> [What to produce]:
Look for the string "label" in the lines and copy each line that has it.

++++ Material shown ++++

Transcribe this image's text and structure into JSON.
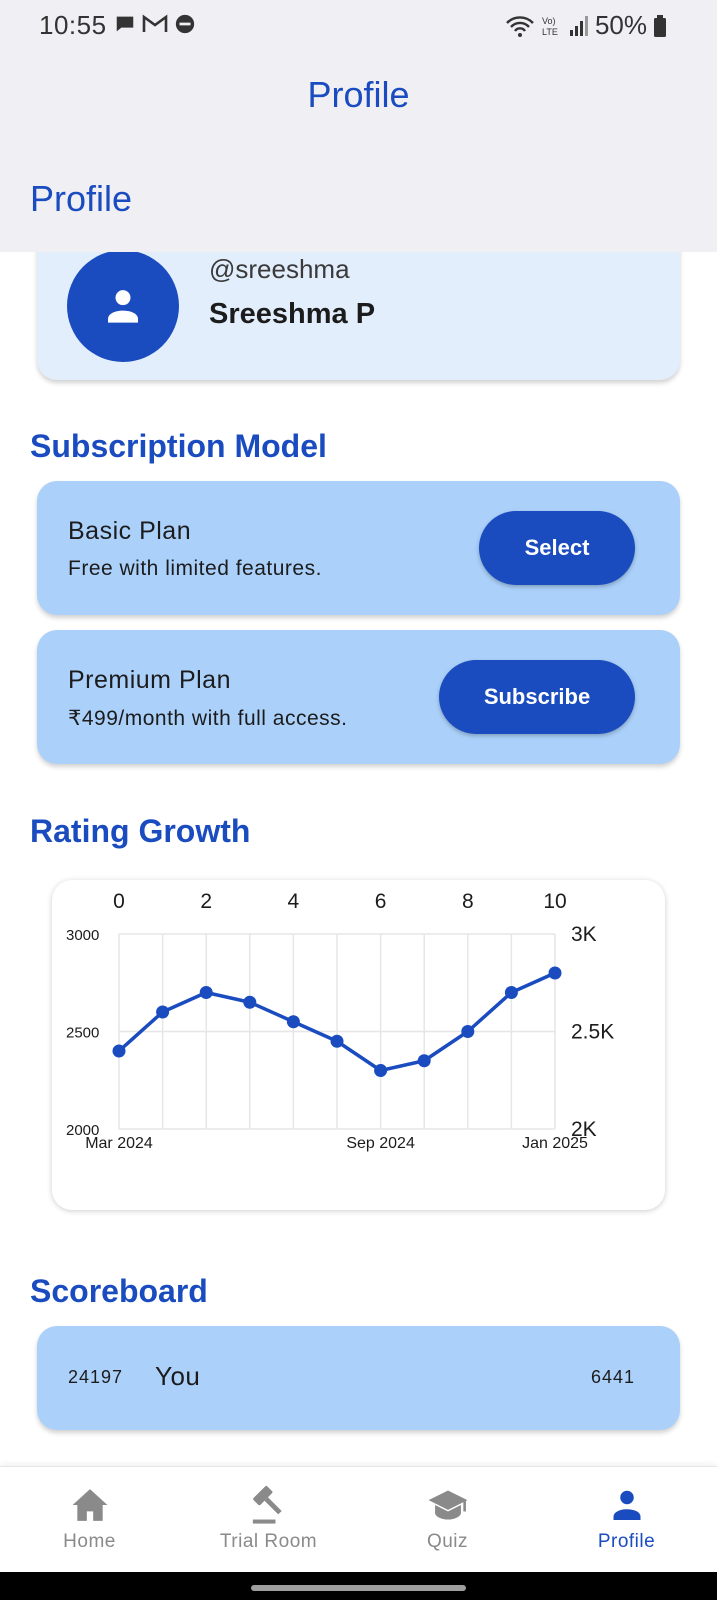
{
  "status_bar": {
    "time": "10:55",
    "battery": "50%"
  },
  "app_bar": {
    "title": "Profile"
  },
  "page_header": "Profile",
  "profile": {
    "handle": "@sreeshma",
    "name": "Sreeshma P"
  },
  "subscription": {
    "title": "Subscription Model",
    "plans": [
      {
        "name": "Basic Plan",
        "description": "Free with limited features.",
        "button": "Select"
      },
      {
        "name": "Premium Plan",
        "description": "₹499/month with full access.",
        "button": "Subscribe"
      }
    ]
  },
  "rating": {
    "title": "Rating Growth"
  },
  "chart_data": {
    "type": "line",
    "title": "",
    "x": [
      0,
      1,
      2,
      3,
      4,
      5,
      6,
      7,
      8,
      9,
      10
    ],
    "series": [
      {
        "values": [
          2400,
          2600,
          2700,
          2650,
          2550,
          2450,
          2300,
          2350,
          2500,
          2700,
          2800
        ]
      }
    ],
    "xlim": [
      0,
      10
    ],
    "ylim": [
      2000,
      3000
    ],
    "top_ticks": [
      "0",
      "2",
      "4",
      "6",
      "8",
      "10"
    ],
    "bottom_ticks": [
      "Mar 2024",
      "Sep 2024",
      "Jan 2025"
    ],
    "left_ticks": [
      "3000",
      "2500",
      "2000"
    ],
    "right_ticks": [
      "3K",
      "2.5K",
      "2K"
    ],
    "grid": true,
    "color": "#1a4cc0"
  },
  "scoreboard": {
    "title": "Scoreboard",
    "rank": "24197",
    "name": "You",
    "score": "6441"
  },
  "nav": {
    "items": [
      {
        "label": "Home",
        "icon": "home-icon"
      },
      {
        "label": "Trial Room",
        "icon": "gavel-icon"
      },
      {
        "label": "Quiz",
        "icon": "school-icon"
      },
      {
        "label": "Profile",
        "icon": "person-icon"
      }
    ],
    "active": "Profile"
  },
  "colors": {
    "accent": "#1a4cc0",
    "card": "#abd1fb",
    "profile_card": "#e3eefc",
    "header_bg": "#f0eff4"
  }
}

++++

> [Answer for this exercise]:
        "label": "Home",
        "label": "Trial Room",
        "label": "Quiz",
        "label": "Profile",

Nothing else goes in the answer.